## Excerpt provided
Nearly 28,000 people gained access to financial services for the first time and more than 2,500 entrepreneurs received support for their businesses during the first year of World Council of Credit Unions’ (World Council) Economic Inclusion Project (EIP), a U.S. Agency for International Development (USAID) funded activity based in Peru and Ecuador.
Implemented in June 2020, during the height of the COVID-19 pandemic and a political crisis in Venezuela, the goal of the project was to help Venezuelan migrants and vulnerable local residents achieve socioeconomic security by gaining greater access to financial products and services, entrepreneurship and employment programs, and to employ a strategy to help women avoid gender-based violence.
“A year later, we observed with satisfaction the achievements of the project that generate opportunities and impact in the lives of our beneficiaries and their families. 27,948 beneficiaries have access to financial services and, for the first time, Venezuelan migrants have access to loans in their host countries, demonstrating the openness of financial entities with this migrant and refugee community,” said Jene Thomas, mission director of USAID Peru, at a Sept. 17 virtual event held to share the lessons learned with partners, allies and government representatives from Peru and Ecuador.
In its first year, the project also managed to support 2,519 Venezuelan, Peruvian, and Ecuadorian entrepreneurs through business development programs, including the School of Dreamers in Peru and the Entrepreneur Camp in Ecuador.
“Alone it is very difficult to move forward. That is why your help was very necessary—from everything we learned in the training and from the seed capital fund that helped us strengthen the business. Today, we can no longer say that the pandemic affected us, because we feel the opposite,” said Romel Gonzalez, an Ecuadorian entrepreneur.

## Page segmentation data
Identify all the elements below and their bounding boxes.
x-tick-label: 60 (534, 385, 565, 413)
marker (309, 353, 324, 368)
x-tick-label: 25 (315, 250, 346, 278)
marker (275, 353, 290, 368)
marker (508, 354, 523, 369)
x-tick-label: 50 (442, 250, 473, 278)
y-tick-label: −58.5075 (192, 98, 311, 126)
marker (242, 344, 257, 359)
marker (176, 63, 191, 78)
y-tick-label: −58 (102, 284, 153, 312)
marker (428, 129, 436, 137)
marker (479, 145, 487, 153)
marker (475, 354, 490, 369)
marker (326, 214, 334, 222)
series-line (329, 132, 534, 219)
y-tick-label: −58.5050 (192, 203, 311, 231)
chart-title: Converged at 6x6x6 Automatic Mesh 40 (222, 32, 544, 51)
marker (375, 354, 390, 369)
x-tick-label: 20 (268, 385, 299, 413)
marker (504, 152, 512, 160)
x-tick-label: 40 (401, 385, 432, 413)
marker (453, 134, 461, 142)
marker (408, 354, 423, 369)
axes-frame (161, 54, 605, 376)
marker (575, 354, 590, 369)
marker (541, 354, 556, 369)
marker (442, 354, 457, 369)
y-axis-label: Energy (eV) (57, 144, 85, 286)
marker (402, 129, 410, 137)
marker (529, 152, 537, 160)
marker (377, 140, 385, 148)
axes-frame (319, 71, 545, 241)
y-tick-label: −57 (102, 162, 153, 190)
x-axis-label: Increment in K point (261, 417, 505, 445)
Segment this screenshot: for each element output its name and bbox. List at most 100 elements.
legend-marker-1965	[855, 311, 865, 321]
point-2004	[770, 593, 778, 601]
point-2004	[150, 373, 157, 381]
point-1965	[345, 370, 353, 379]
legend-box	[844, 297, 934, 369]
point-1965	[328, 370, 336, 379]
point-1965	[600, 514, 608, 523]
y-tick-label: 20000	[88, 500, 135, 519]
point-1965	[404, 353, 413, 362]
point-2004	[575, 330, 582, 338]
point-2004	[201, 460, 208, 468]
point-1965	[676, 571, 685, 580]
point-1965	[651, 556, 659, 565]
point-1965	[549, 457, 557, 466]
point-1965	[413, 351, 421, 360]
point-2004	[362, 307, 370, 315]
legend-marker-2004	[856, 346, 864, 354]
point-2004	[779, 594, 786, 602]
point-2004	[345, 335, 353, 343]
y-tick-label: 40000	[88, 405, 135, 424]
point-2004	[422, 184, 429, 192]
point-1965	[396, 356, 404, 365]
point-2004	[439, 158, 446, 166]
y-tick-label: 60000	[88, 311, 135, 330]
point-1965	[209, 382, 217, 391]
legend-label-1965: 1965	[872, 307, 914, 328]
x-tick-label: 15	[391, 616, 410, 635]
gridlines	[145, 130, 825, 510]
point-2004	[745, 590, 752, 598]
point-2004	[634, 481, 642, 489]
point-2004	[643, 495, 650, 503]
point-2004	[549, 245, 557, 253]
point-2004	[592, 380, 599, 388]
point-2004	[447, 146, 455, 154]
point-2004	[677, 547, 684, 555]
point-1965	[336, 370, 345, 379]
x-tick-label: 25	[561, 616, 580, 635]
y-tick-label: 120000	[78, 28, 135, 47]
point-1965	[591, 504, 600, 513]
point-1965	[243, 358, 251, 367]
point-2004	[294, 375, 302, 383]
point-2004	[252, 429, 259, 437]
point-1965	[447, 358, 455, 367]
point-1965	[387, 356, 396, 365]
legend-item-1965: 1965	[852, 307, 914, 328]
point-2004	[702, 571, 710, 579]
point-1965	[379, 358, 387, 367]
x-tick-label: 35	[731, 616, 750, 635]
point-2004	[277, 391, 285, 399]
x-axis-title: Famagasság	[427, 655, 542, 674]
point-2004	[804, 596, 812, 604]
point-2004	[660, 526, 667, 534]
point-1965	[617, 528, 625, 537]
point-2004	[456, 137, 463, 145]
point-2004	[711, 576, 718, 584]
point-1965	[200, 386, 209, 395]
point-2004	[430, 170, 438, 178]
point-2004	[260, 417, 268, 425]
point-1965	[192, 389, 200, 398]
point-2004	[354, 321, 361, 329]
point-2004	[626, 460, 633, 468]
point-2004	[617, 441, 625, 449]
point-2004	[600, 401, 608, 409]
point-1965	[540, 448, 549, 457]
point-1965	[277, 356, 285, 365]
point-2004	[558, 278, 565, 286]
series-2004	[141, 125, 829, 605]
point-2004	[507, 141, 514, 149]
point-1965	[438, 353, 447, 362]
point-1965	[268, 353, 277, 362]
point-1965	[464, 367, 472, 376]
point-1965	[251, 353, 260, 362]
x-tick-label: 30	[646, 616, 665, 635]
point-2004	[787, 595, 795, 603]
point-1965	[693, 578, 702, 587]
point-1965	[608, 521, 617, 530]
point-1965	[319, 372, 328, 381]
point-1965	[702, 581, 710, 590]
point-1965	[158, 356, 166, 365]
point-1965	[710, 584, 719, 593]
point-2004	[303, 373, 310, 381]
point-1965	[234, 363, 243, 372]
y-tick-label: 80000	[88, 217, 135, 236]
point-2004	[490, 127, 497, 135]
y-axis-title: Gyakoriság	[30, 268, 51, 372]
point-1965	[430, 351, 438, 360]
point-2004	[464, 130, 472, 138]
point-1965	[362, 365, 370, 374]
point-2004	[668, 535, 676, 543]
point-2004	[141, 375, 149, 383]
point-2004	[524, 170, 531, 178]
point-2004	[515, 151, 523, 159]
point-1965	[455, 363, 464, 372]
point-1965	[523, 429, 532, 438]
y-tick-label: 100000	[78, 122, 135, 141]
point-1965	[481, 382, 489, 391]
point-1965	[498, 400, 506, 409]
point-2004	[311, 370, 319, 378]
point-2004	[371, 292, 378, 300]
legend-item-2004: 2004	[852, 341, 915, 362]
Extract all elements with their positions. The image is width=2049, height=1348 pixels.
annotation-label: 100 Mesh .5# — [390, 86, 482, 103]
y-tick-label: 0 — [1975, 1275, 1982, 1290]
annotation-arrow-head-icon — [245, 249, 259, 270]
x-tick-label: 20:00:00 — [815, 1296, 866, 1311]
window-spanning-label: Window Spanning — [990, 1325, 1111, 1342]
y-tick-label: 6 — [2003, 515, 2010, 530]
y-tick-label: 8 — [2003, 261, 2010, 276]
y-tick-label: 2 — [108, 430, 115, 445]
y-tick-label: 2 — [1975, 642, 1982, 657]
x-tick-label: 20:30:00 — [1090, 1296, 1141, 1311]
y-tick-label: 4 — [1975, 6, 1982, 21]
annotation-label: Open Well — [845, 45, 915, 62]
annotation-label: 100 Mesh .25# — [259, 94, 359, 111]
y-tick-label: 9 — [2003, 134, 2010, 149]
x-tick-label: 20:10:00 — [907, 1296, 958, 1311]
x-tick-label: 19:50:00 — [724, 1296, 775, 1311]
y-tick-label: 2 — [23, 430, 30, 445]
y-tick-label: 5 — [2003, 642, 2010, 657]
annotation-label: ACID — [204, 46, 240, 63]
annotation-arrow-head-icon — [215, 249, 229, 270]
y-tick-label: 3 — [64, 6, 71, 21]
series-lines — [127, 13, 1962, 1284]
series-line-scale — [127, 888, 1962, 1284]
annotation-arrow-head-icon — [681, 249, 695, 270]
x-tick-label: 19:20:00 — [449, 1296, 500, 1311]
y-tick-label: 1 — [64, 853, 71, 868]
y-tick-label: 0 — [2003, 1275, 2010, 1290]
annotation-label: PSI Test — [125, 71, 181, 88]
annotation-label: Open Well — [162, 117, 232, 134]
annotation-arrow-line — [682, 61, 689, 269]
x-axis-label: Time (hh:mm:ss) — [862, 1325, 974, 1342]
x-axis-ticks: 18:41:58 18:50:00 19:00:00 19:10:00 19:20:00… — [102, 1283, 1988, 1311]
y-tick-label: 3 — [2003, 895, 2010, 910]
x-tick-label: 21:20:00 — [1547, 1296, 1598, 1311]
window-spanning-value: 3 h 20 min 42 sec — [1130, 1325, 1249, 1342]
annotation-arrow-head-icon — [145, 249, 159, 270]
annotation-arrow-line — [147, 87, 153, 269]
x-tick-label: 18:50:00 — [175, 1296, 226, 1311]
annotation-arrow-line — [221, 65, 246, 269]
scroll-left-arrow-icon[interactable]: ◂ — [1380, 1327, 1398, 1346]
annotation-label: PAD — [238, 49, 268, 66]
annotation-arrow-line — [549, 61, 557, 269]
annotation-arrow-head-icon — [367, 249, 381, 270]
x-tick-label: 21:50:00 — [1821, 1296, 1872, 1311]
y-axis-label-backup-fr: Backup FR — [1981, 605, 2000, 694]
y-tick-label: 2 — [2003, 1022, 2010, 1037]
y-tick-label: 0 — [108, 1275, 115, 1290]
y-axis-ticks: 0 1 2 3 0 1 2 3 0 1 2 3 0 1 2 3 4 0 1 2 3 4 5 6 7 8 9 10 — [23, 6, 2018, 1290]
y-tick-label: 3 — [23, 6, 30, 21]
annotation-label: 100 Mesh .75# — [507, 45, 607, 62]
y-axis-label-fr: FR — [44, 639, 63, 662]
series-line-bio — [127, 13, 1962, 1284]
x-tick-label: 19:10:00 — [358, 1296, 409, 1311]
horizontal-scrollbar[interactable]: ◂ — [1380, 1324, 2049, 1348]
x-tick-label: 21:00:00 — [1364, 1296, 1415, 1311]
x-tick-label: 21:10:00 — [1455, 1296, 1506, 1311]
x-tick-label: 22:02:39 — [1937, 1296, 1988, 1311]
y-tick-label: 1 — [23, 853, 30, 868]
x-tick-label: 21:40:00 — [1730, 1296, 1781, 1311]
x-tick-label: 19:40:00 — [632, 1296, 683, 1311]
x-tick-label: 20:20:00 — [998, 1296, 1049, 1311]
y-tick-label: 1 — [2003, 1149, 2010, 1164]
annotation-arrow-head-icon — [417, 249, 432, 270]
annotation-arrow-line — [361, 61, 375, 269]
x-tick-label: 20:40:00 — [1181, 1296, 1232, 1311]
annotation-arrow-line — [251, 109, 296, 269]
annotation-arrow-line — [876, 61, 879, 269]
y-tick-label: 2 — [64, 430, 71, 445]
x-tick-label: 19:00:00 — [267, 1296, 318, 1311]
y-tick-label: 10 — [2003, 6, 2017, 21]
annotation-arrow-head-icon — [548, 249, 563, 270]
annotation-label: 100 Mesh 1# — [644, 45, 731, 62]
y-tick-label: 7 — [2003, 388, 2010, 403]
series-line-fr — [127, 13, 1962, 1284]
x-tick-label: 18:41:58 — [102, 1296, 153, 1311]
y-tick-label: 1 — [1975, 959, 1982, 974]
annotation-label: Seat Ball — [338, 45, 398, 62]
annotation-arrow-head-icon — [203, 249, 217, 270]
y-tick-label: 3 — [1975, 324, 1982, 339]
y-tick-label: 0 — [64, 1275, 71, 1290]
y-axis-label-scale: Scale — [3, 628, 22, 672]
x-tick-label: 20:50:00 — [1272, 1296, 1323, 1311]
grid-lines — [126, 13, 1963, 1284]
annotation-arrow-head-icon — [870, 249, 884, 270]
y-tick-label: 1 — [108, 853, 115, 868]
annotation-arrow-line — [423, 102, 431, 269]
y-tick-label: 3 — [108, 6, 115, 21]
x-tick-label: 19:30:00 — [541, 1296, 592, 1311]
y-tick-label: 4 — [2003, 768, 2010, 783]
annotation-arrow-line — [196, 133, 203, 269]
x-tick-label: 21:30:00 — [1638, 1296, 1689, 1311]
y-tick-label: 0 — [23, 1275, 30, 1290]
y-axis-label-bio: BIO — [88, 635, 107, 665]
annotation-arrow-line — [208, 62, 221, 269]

## Your assignment
From the text about the Economic Inclusion Project, extract the passage starting at "Nearly 28,000 people" and ending at "in Peru and Ecuador.".

## Reply
Nearly 28,000 people gained access to financial services for the first time and more than 2,500 entrepreneurs received support for their businesses during the first year of World Council of Credit Unions’ (World Council) Economic Inclusion Project (EIP), a U.S. Agency for International Development (USAID) funded activity based in Peru and Ecuador.